(Stored dataset items)

..........

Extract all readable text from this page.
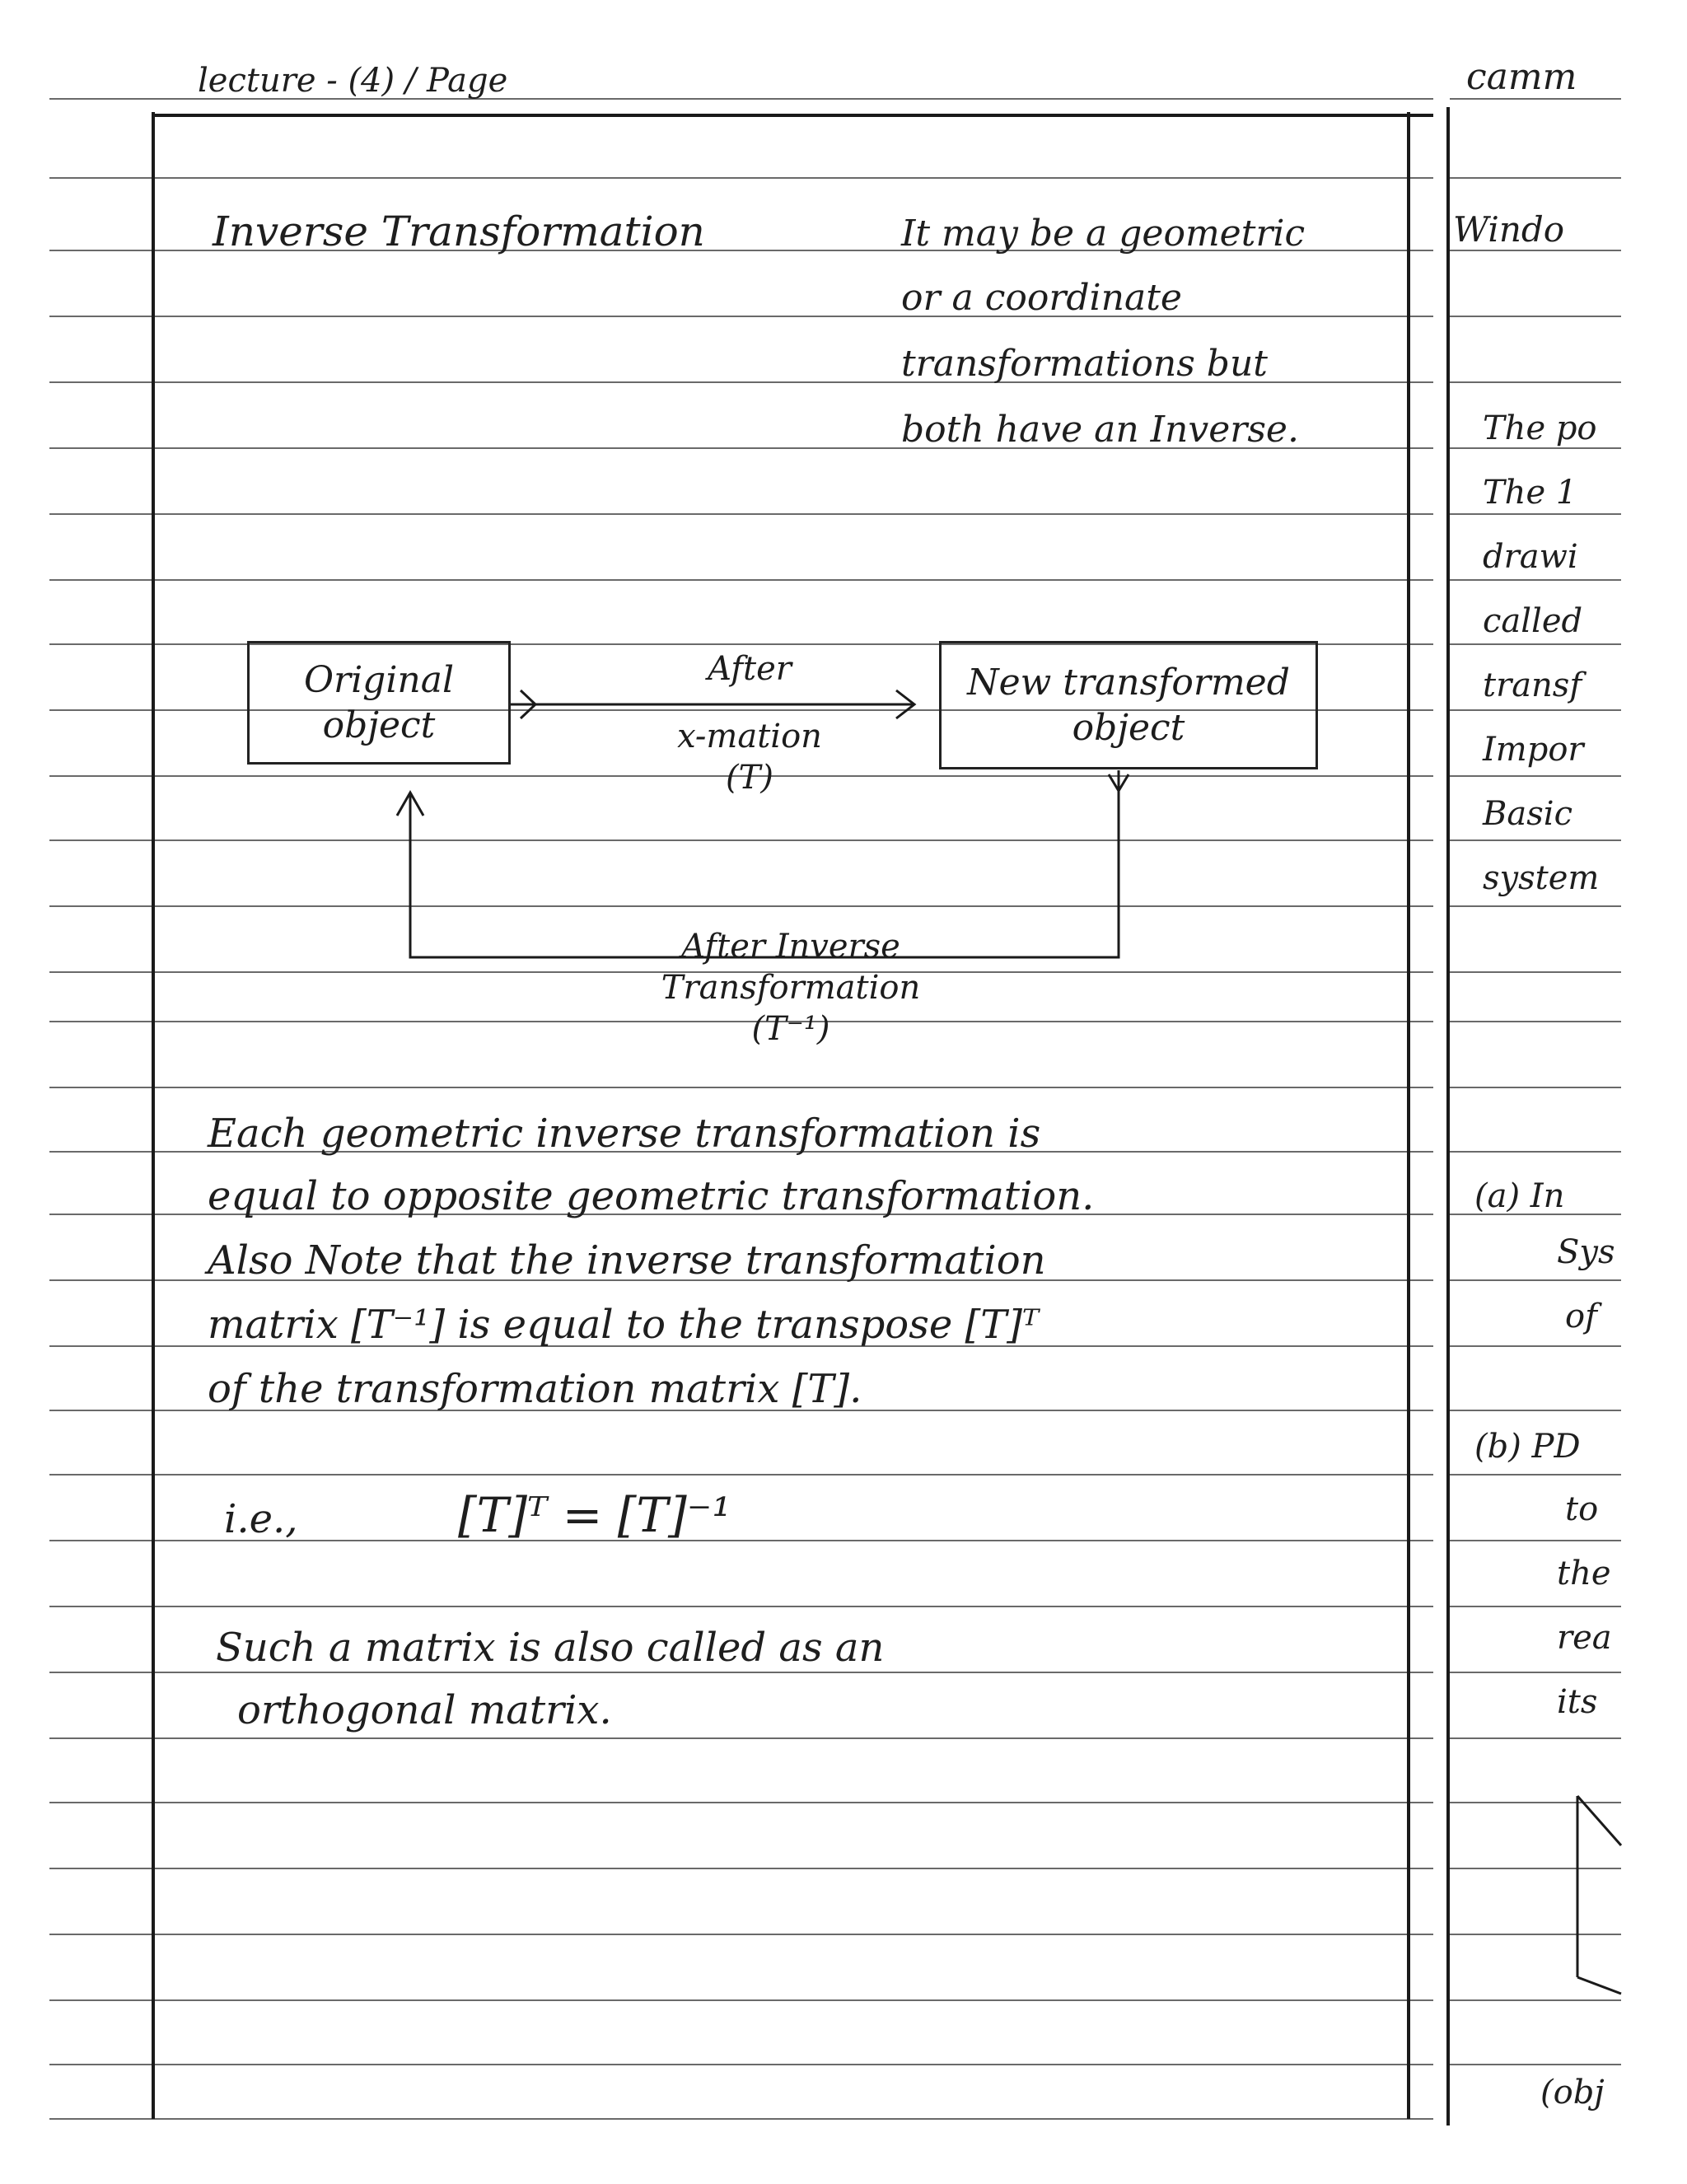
lecture - (4) / Page	camm
Inverse Transformation	It may be a geometric
or a coordinate
transformations but
both have an Inverse.
Original
object
New transformed
object
After
x-mation
(T)
After Inverse
Transformation
(T⁻¹)
Each geometric inverse transformation is
equal to opposite geometric transformation.
Also Note that the inverse transformation
matrix [T⁻¹] is equal to the transpose [T]ᵀ
of the transformation matrix [T].
i.e.,	[T]ᵀ = [T]⁻¹
Such a matrix is also called as an
orthogonal matrix.
Windo
The po
The 1
drawi
called
transf
Impor
Basic
system
(a) In
Sys
of
(b) PD
to
the
rea
its
(obj
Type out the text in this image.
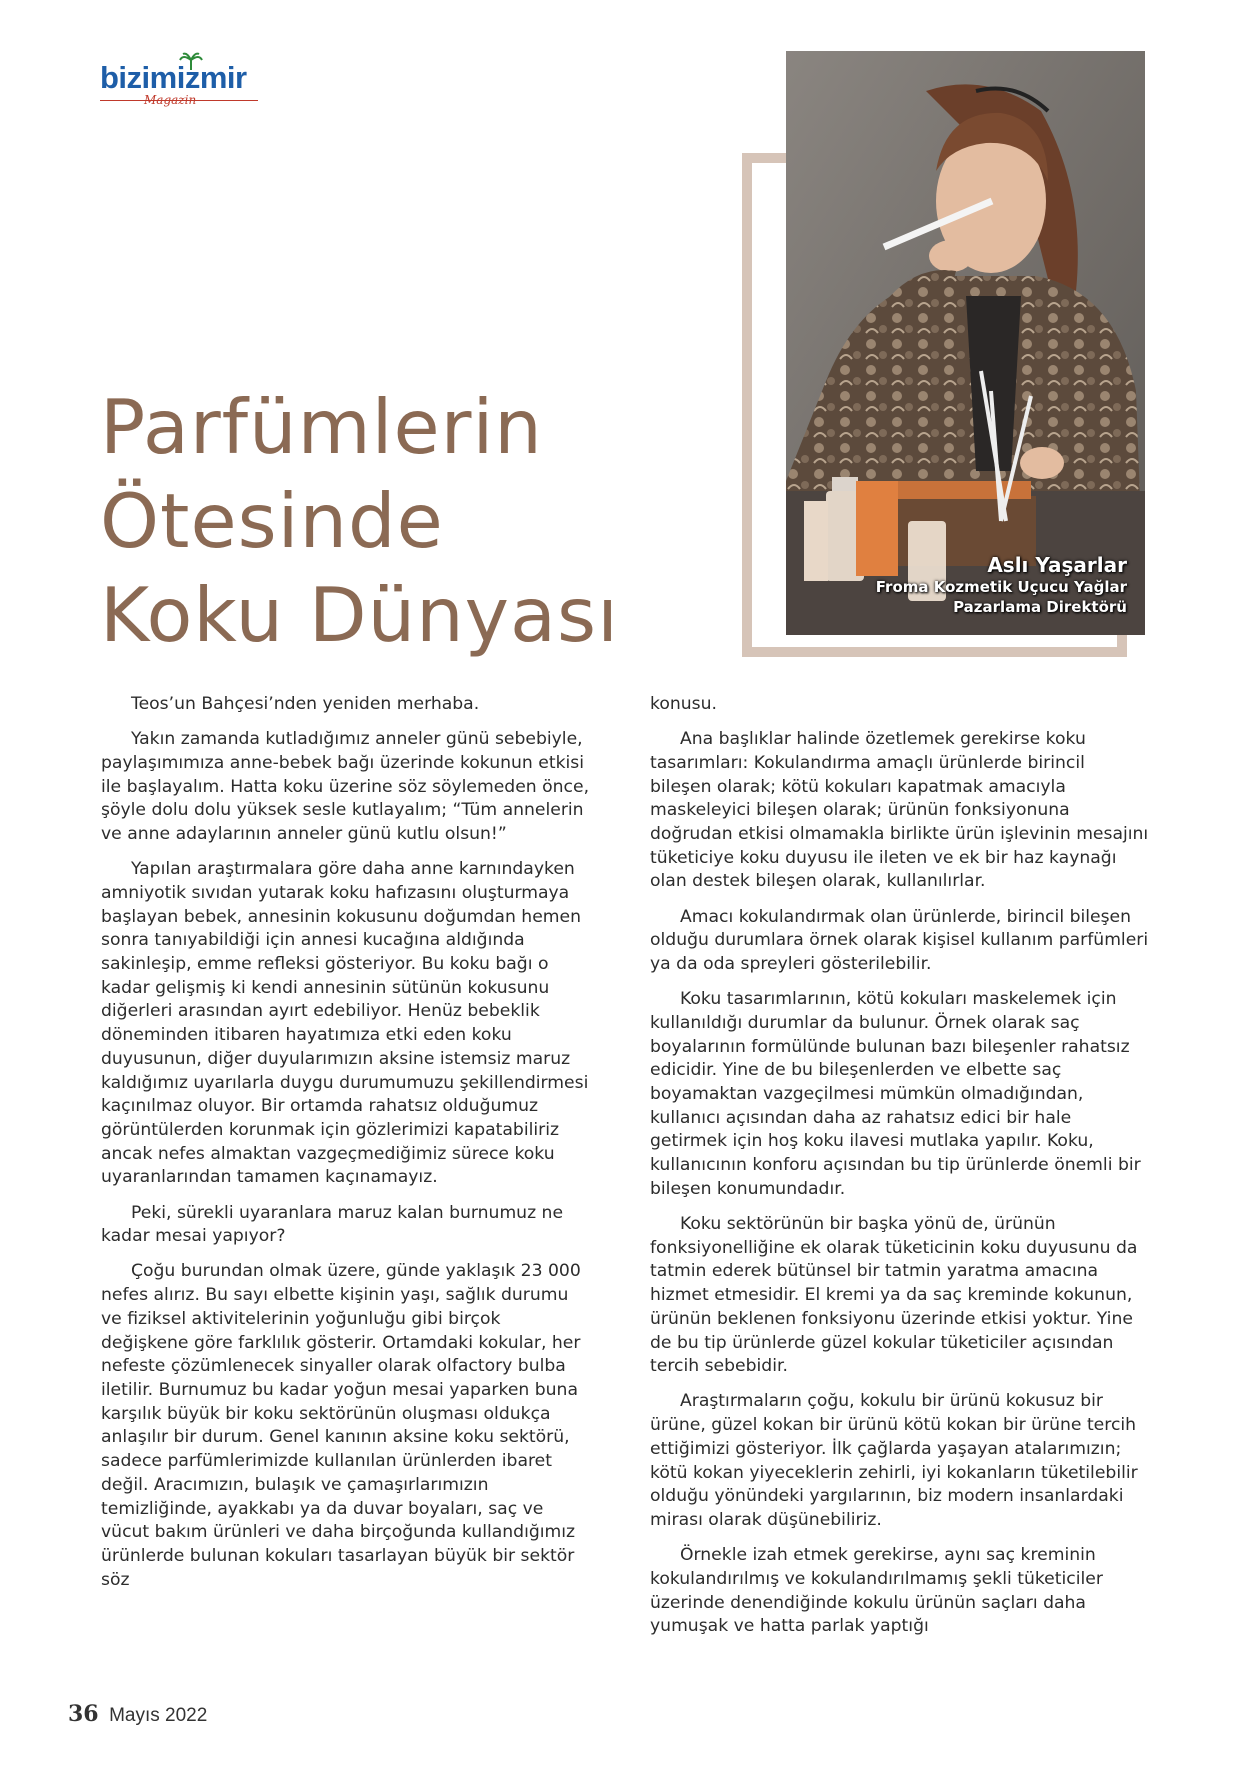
bizimizmir
Magazin
Aslı Yaşarlar
Froma Kozmetik Uçucu Yağlar
Pazarlama Direktörü
Parfümlerin
Ötesinde
Koku Dünyası

Teos’un Bahçesi’nden yeniden merhaba.

Yakın zamanda kutladığımız anneler günü sebebiyle, paylaşımımıza anne-bebek bağı üzerinde kokunun etkisi ile başlayalım. Hatta koku üzerine söz söylemeden önce, şöyle dolu dolu yüksek sesle kutlayalım; “Tüm annelerin ve anne adaylarının anneler günü kutlu olsun!”

Yapılan araştırmalara göre daha anne karnındayken amniyotik sıvıdan yutarak koku hafızasını oluşturmaya başlayan bebek, annesinin kokusunu doğumdan hemen sonra tanıyabildiği için annesi kucağına aldığında sakinleşip, emme refleksi gösteriyor. Bu koku bağı o kadar gelişmiş ki kendi annesinin sütünün kokusunu diğerleri arasından ayırt edebiliyor. Henüz bebeklik döneminden itibaren hayatımıza etki eden koku duyusunun, diğer duyularımızın aksine istemsiz maruz kaldığımız uyarılarla duygu durumumuzu şekillendirmesi kaçınılmaz oluyor. Bir ortamda rahatsız olduğumuz görüntülerden korunmak için gözlerimizi kapatabiliriz ancak nefes almaktan vazgeçmediğimiz sürece koku uyaranlarından tamamen kaçınamayız.

Peki, sürekli uyaranlara maruz kalan burnumuz ne kadar mesai yapıyor?

Çoğu burundan olmak üzere, günde yaklaşık 23 000 nefes alırız. Bu sayı elbette kişinin yaşı, sağlık durumu ve fiziksel aktivitelerinin yoğunluğu gibi birçok değişkene göre farklılık gösterir. Ortamdaki kokular, her nefeste çözümlenecek sinyaller olarak olfactory bulba iletilir. Burnumuz bu kadar yoğun mesai yaparken buna karşılık büyük bir koku sektörünün oluşması oldukça anlaşılır bir durum. Genel kanının aksine koku sektörü, sadece parfümlerimizde kullanılan ürünlerden ibaret değil. Aracımızın, bulaşık ve çamaşırlarımızın temizliğinde, ayakkabı ya da duvar boyaları, saç ve vücut bakım ürünleri ve daha birçoğunda kullandığımız ürünlerde bulunan kokuları tasarlayan büyük bir sektör söz

konusu.

Ana başlıklar halinde özetlemek gerekirse koku tasarımları: Kokulandırma amaçlı ürünlerde birincil bileşen olarak; kötü kokuları kapatmak amacıyla maskeleyici bileşen olarak; ürünün fonksiyonuna doğrudan etkisi olmamakla birlikte ürün işlevinin mesajını tüketiciye koku duyusu ile ileten ve ek bir haz kaynağı olan destek bileşen olarak, kullanılırlar.

Amacı kokulandırmak olan ürünlerde, birincil bileşen olduğu durumlara örnek olarak kişisel kullanım parfümleri ya da oda spreyleri gösterilebilir.

Koku tasarımlarının, kötü kokuları maskelemek için kullanıldığı durumlar da bulunur. Örnek olarak saç boyalarının formülünde bulunan bazı bileşenler rahatsız edicidir. Yine de bu bileşenlerden ve elbette saç boyamaktan vazgeçilmesi mümkün olmadığından, kullanıcı açısından daha az rahatsız edici bir hale getirmek için hoş koku ilavesi mutlaka yapılır. Koku, kullanıcının konforu açısından bu tip ürünlerde önemli bir bileşen konumundadır.

Koku sektörünün bir başka yönü de, ürünün fonksiyonelliğine ek olarak tüketicinin koku duyusunu da tatmin ederek bütünsel bir tatmin yaratma amacına hizmet etmesidir. El kremi ya da saç kreminde kokunun, ürünün beklenen fonksiyonu üzerinde etkisi yoktur. Yine de bu tip ürünlerde güzel kokular tüketiciler açısından tercih sebebidir.

Araştırmaların çoğu, kokulu bir ürünü kokusuz bir ürüne, güzel kokan bir ürünü kötü kokan bir ürüne tercih ettiğimizi gösteriyor. İlk çağlarda yaşayan atalarımızın; kötü kokan yiyeceklerin zehirli, iyi kokanların tüketilebilir olduğu yönündeki yargılarının, biz modern insanlardaki mirası olarak düşünebiliriz.

Örnekle izah etmek gerekirse, aynı saç kreminin kokulandırılmış ve kokulandırılmamış şekli tüketiciler üzerinde denendiğinde kokulu ürünün saçları daha yumuşak ve hatta parlak yaptığı

36 Mayıs 2022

..........

What to work on: Reproduce the records, all of them, word for word; omit the pictures.

Written reply:
Extract all readable text from this page.
lecture - (4) / Page	camm
Inverse Transformation	It may be a geometric
or a coordinate
transformations but
both have an Inverse.
Original
object
New transformed
object
After
x-mation
(T)
After Inverse
Transformation
(T⁻¹)
Each geometric inverse transformation is
equal to opposite geometric transformation.
Also Note that the inverse transformation
matrix [T⁻¹] is equal to the transpose [T]ᵀ
of the transformation matrix [T].
i.e.,	[T]ᵀ = [T]⁻¹
Such a matrix is also called as an
orthogonal matrix.
Windo
The po
The 1
drawi
called
transf
Impor
Basic
system
(a) In
Sys
of
(b) PD
to
the
rea
its
(obj
Type out the text in this image.
bizimizmir
Magazin
Aslı Yaşarlar
Froma Kozmetik Uçucu Yağlar
Pazarlama Direktörü
Parfümlerin
Ötesinde
Koku Dünyası

Teos’un Bahçesi’nden yeniden merhaba.

Yakın zamanda kutladığımız anneler günü sebebiyle, paylaşımımıza anne-bebek bağı üzerinde kokunun etkisi ile başlayalım. Hatta koku üzerine söz söylemeden önce, şöyle dolu dolu yüksek sesle kutlayalım; “Tüm annelerin ve anne adaylarının anneler günü kutlu olsun!”

Yapılan araştırmalara göre daha anne karnındayken amniyotik sıvıdan yutarak koku hafızasını oluşturmaya başlayan bebek, annesinin kokusunu doğumdan hemen sonra tanıyabildiği için annesi kucağına aldığında sakinleşip, emme refleksi gösteriyor. Bu koku bağı o kadar gelişmiş ki kendi annesinin sütünün kokusunu diğerleri arasından ayırt edebiliyor. Henüz bebeklik döneminden itibaren hayatımıza etki eden koku duyusunun, diğer duyularımızın aksine istemsiz maruz kaldığımız uyarılarla duygu durumumuzu şekillendirmesi kaçınılmaz oluyor. Bir ortamda rahatsız olduğumuz görüntülerden korunmak için gözlerimizi kapatabiliriz ancak nefes almaktan vazgeçmediğimiz sürece koku uyaranlarından tamamen kaçınamayız.

Peki, sürekli uyaranlara maruz kalan burnumuz ne kadar mesai yapıyor?

Çoğu burundan olmak üzere, günde yaklaşık 23 000 nefes alırız. Bu sayı elbette kişinin yaşı, sağlık durumu ve fiziksel aktivitelerinin yoğunluğu gibi birçok değişkene göre farklılık gösterir. Ortamdaki kokular, her nefeste çözümlenecek sinyaller olarak olfactory bulba iletilir. Burnumuz bu kadar yoğun mesai yaparken buna karşılık büyük bir koku sektörünün oluşması oldukça anlaşılır bir durum. Genel kanının aksine koku sektörü, sadece parfümlerimizde kullanılan ürünlerden ibaret değil. Aracımızın, bulaşık ve çamaşırlarımızın temizliğinde, ayakkabı ya da duvar boyaları, saç ve vücut bakım ürünleri ve daha birçoğunda kullandığımız ürünlerde bulunan kokuları tasarlayan büyük bir sektör söz

konusu.

Ana başlıklar halinde özetlemek gerekirse koku tasarımları: Kokulandırma amaçlı ürünlerde birincil bileşen olarak; kötü kokuları kapatmak amacıyla maskeleyici bileşen olarak; ürünün fonksiyonuna doğrudan etkisi olmamakla birlikte ürün işlevinin mesajını tüketiciye koku duyusu ile ileten ve ek bir haz kaynağı olan destek bileşen olarak, kullanılırlar.

Amacı kokulandırmak olan ürünlerde, birincil bileşen olduğu durumlara örnek olarak kişisel kullanım parfümleri ya da oda spreyleri gösterilebilir.

Koku tasarımlarının, kötü kokuları maskelemek için kullanıldığı durumlar da bulunur. Örnek olarak saç boyalarının formülünde bulunan bazı bileşenler rahatsız edicidir. Yine de bu bileşenlerden ve elbette saç boyamaktan vazgeçilmesi mümkün olmadığından, kullanıcı açısından daha az rahatsız edici bir hale getirmek için hoş koku ilavesi mutlaka yapılır. Koku, kullanıcının konforu açısından bu tip ürünlerde önemli bir bileşen konumundadır.

Koku sektörünün bir başka yönü de, ürünün fonksiyonelliğine ek olarak tüketicinin koku duyusunu da tatmin ederek bütünsel bir tatmin yaratma amacına hizmet etmesidir. El kremi ya da saç kreminde kokunun, ürünün beklenen fonksiyonu üzerinde etkisi yoktur. Yine de bu tip ürünlerde güzel kokular tüketiciler açısından tercih sebebidir.

Araştırmaların çoğu, kokulu bir ürünü kokusuz bir ürüne, güzel kokan bir ürünü kötü kokan bir ürüne tercih ettiğimizi gösteriyor. İlk çağlarda yaşayan atalarımızın; kötü kokan yiyeceklerin zehirli, iyi kokanların tüketilebilir olduğu yönündeki yargılarının, biz modern insanlardaki mirası olarak düşünebiliriz.

Örnekle izah etmek gerekirse, aynı saç kreminin kokulandırılmış ve kokulandırılmamış şekli tüketiciler üzerinde denendiğinde kokulu ürünün saçları daha yumuşak ve hatta parlak yaptığı

36 Mayıs 2022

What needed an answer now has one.